Provide the data again in its entirety, exactly as given.

__________

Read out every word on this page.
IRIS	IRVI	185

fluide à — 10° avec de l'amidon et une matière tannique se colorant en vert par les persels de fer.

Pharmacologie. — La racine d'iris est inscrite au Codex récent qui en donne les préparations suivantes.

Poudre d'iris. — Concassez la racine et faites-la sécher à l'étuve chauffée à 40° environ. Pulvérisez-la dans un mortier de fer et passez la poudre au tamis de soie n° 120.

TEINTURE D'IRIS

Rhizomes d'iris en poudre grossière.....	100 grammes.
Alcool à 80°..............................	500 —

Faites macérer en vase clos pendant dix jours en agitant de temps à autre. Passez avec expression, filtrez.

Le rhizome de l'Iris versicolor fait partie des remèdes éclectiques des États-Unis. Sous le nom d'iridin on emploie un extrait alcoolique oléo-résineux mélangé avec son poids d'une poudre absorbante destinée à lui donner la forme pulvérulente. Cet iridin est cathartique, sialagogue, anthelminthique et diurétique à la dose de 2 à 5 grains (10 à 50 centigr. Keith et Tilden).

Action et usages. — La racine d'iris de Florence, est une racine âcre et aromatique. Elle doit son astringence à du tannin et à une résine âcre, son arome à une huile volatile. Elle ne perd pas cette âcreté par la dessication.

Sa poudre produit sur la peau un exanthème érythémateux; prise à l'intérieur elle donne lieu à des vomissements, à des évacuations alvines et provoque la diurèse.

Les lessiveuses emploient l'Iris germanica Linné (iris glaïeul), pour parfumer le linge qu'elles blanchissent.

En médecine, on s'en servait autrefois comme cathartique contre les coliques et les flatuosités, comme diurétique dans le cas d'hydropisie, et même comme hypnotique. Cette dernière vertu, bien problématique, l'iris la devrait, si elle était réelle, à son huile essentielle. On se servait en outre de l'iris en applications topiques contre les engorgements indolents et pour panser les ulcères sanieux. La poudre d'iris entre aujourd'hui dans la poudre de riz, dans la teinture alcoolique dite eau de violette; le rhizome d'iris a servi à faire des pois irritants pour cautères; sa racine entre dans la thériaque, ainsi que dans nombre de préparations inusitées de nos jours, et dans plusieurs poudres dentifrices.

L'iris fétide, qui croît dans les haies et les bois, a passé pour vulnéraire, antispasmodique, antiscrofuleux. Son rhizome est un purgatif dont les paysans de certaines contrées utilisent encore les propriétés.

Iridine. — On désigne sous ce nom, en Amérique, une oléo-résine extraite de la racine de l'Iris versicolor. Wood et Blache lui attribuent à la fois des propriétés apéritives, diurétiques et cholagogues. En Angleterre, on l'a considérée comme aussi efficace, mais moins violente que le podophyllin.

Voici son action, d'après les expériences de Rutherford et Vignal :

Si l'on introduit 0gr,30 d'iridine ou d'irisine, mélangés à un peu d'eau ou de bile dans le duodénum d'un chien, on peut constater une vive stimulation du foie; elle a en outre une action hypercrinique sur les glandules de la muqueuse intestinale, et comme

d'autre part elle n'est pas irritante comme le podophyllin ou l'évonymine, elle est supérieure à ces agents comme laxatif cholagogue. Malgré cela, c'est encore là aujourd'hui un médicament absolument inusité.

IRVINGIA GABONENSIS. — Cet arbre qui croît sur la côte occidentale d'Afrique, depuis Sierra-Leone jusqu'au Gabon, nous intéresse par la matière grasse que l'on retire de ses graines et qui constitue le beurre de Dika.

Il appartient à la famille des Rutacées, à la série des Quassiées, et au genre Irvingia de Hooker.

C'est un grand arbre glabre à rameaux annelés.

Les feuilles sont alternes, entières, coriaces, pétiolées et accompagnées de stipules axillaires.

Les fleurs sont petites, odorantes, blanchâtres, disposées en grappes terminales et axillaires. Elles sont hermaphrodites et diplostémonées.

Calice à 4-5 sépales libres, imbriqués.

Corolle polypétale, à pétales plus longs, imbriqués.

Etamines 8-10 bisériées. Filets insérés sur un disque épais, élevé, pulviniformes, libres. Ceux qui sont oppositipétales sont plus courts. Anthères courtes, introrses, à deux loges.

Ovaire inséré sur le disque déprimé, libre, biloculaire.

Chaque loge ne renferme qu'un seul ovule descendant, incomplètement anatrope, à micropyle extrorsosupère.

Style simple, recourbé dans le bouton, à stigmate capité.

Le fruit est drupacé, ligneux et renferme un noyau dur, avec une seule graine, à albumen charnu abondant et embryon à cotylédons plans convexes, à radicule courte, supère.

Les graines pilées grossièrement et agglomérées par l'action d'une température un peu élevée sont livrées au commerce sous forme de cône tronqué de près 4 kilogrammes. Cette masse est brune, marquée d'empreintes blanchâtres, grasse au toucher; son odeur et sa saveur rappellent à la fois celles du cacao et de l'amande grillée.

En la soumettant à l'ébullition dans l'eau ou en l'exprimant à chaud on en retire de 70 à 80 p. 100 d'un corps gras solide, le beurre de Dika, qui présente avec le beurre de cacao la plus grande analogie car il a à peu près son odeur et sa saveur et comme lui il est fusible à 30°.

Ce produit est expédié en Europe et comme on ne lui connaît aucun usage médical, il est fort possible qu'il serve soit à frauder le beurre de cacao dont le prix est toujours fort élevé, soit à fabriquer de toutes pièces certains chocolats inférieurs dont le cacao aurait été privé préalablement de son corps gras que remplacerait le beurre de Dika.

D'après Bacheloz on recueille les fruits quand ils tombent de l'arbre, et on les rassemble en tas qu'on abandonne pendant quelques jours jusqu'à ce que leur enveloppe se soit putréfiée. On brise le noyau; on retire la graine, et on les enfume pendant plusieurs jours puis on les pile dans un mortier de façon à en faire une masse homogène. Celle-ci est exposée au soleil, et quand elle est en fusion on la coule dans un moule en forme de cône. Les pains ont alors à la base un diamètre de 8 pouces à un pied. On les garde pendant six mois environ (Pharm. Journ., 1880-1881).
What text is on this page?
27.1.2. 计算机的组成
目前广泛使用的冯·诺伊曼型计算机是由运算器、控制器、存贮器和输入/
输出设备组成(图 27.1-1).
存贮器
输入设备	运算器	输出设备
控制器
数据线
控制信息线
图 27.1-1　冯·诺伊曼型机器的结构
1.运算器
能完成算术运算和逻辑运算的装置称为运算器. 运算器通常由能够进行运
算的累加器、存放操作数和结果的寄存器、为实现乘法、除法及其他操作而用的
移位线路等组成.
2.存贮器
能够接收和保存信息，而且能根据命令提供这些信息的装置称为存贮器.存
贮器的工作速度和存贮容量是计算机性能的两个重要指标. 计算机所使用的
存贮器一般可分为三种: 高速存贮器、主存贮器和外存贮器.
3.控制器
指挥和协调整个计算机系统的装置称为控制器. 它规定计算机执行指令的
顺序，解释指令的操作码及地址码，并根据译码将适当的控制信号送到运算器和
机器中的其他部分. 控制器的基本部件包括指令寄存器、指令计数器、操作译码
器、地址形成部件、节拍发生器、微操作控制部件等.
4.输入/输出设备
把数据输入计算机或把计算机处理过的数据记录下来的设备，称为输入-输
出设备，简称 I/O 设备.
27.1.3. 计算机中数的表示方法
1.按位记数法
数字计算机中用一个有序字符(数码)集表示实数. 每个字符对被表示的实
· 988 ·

__________

PROBLEM SOLUTION:
Read out every word on this page.
IRIS	IRVI	185

fluide à — 10° avec de l'amidon et une matière tannique se colorant en vert par les persels de fer.

Pharmacologie. — La racine d'iris est inscrite au Codex récent qui en donne les préparations suivantes.

Poudre d'iris. — Concassez la racine et faites-la sécher à l'étuve chauffée à 40° environ. Pulvérisez-la dans un mortier de fer et passez la poudre au tamis de soie n° 120.

TEINTURE D'IRIS

Rhizomes d'iris en poudre grossière.....	100 grammes.
Alcool à 80°..............................	500 —

Faites macérer en vase clos pendant dix jours en agitant de temps à autre. Passez avec expression, filtrez.

Le rhizome de l'Iris versicolor fait partie des remèdes éclectiques des États-Unis. Sous le nom d'iridin on emploie un extrait alcoolique oléo-résineux mélangé avec son poids d'une poudre absorbante destinée à lui donner la forme pulvérulente. Cet iridin est cathartique, sialagogue, anthelminthique et diurétique à la dose de 2 à 5 grains (10 à 50 centigr. Keith et Tilden).

Action et usages. — La racine d'iris de Florence, est une racine âcre et aromatique. Elle doit son astringence à du tannin et à une résine âcre, son arome à une huile volatile. Elle ne perd pas cette âcreté par la dessication.

Sa poudre produit sur la peau un exanthème érythémateux; prise à l'intérieur elle donne lieu à des vomissements, à des évacuations alvines et provoque la diurèse.

Les lessiveuses emploient l'Iris germanica Linné (iris glaïeul), pour parfumer le linge qu'elles blanchissent.

En médecine, on s'en servait autrefois comme cathartique contre les coliques et les flatuosités, comme diurétique dans le cas d'hydropisie, et même comme hypnotique. Cette dernière vertu, bien problématique, l'iris la devrait, si elle était réelle, à son huile essentielle. On se servait en outre de l'iris en applications topiques contre les engorgements indolents et pour panser les ulcères sanieux. La poudre d'iris entre aujourd'hui dans la poudre de riz, dans la teinture alcoolique dite eau de violette; le rhizome d'iris a servi à faire des pois irritants pour cautères; sa racine entre dans la thériaque, ainsi que dans nombre de préparations inusitées de nos jours, et dans plusieurs poudres dentifrices.

L'iris fétide, qui croît dans les haies et les bois, a passé pour vulnéraire, antispasmodique, antiscrofuleux. Son rhizome est un purgatif dont les paysans de certaines contrées utilisent encore les propriétés.

Iridine. — On désigne sous ce nom, en Amérique, une oléo-résine extraite de la racine de l'Iris versicolor. Wood et Blache lui attribuent à la fois des propriétés apéritives, diurétiques et cholagogues. En Angleterre, on l'a considérée comme aussi efficace, mais moins violente que le podophyllin.

Voici son action, d'après les expériences de Rutherford et Vignal :

Si l'on introduit 0gr,30 d'iridine ou d'irisine, mélangés à un peu d'eau ou de bile dans le duodénum d'un chien, on peut constater une vive stimulation du foie; elle a en outre une action hypercrinique sur les glandules de la muqueuse intestinale, et comme

d'autre part elle n'est pas irritante comme le podophyllin ou l'évonymine, elle est supérieure à ces agents comme laxatif cholagogue. Malgré cela, c'est encore là aujourd'hui un médicament absolument inusité.

IRVINGIA GABONENSIS. — Cet arbre qui croît sur la côte occidentale d'Afrique, depuis Sierra-Leone jusqu'au Gabon, nous intéresse par la matière grasse que l'on retire de ses graines et qui constitue le beurre de Dika.

Il appartient à la famille des Rutacées, à la série des Quassiées, et au genre Irvingia de Hooker.

C'est un grand arbre glabre à rameaux annelés.

Les feuilles sont alternes, entières, coriaces, pétiolées et accompagnées de stipules axillaires.

Les fleurs sont petites, odorantes, blanchâtres, disposées en grappes terminales et axillaires. Elles sont hermaphrodites et diplostémonées.

Calice à 4-5 sépales libres, imbriqués.

Corolle polypétale, à pétales plus longs, imbriqués.

Etamines 8-10 bisériées. Filets insérés sur un disque épais, élevé, pulviniformes, libres. Ceux qui sont oppositipétales sont plus courts. Anthères courtes, introrses, à deux loges.

Ovaire inséré sur le disque déprimé, libre, biloculaire.

Chaque loge ne renferme qu'un seul ovule descendant, incomplètement anatrope, à micropyle extrorsosupère.

Style simple, recourbé dans le bouton, à stigmate capité.

Le fruit est drupacé, ligneux et renferme un noyau dur, avec une seule graine, à albumen charnu abondant et embryon à cotylédons plans convexes, à radicule courte, supère.

Les graines pilées grossièrement et agglomérées par l'action d'une température un peu élevée sont livrées au commerce sous forme de cône tronqué de près 4 kilogrammes. Cette masse est brune, marquée d'empreintes blanchâtres, grasse au toucher; son odeur et sa saveur rappellent à la fois celles du cacao et de l'amande grillée.

En la soumettant à l'ébullition dans l'eau ou en l'exprimant à chaud on en retire de 70 à 80 p. 100 d'un corps gras solide, le beurre de Dika, qui présente avec le beurre de cacao la plus grande analogie car il a à peu près son odeur et sa saveur et comme lui il est fusible à 30°.

Ce produit est expédié en Europe et comme on ne lui connaît aucun usage médical, il est fort possible qu'il serve soit à frauder le beurre de cacao dont le prix est toujours fort élevé, soit à fabriquer de toutes pièces certains chocolats inférieurs dont le cacao aurait été privé préalablement de son corps gras que remplacerait le beurre de Dika.

D'après Bacheloz on recueille les fruits quand ils tombent de l'arbre, et on les rassemble en tas qu'on abandonne pendant quelques jours jusqu'à ce que leur enveloppe se soit putréfiée. On brise le noyau; on retire la graine, et on les enfume pendant plusieurs jours puis on les pile dans un mortier de façon à en faire une masse homogène. Celle-ci est exposée au soleil, et quand elle est en fusion on la coule dans un moule en forme de cône. Les pains ont alors à la base un diamètre de 8 pouces à un pied. On les garde pendant six mois environ (Pharm. Journ., 1880-1881).
What text is on this page?
27.1.2. 计算机的组成
目前广泛使用的冯·诺伊曼型计算机是由运算器、控制器、存贮器和输入/
输出设备组成(图 27.1-1).
存贮器
输入设备	运算器	输出设备
控制器
数据线
控制信息线
图 27.1-1　冯·诺伊曼型机器的结构
1.运算器
能完成算术运算和逻辑运算的装置称为运算器. 运算器通常由能够进行运
算的累加器、存放操作数和结果的寄存器、为实现乘法、除法及其他操作而用的
移位线路等组成.
2.存贮器
能够接收和保存信息，而且能根据命令提供这些信息的装置称为存贮器.存
贮器的工作速度和存贮容量是计算机性能的两个重要指标. 计算机所使用的
存贮器一般可分为三种: 高速存贮器、主存贮器和外存贮器.
3.控制器
指挥和协调整个计算机系统的装置称为控制器. 它规定计算机执行指令的
顺序，解释指令的操作码及地址码，并根据译码将适当的控制信号送到运算器和
机器中的其他部分. 控制器的基本部件包括指令寄存器、指令计数器、操作译码
器、地址形成部件、节拍发生器、微操作控制部件等.
4.输入/输出设备
把数据输入计算机或把计算机处理过的数据记录下来的设备，称为输入-输
出设备，简称 I/O 设备.
27.1.3. 计算机中数的表示方法
1.按位记数法
数字计算机中用一个有序字符(数码)集表示实数. 每个字符对被表示的实
· 988 ·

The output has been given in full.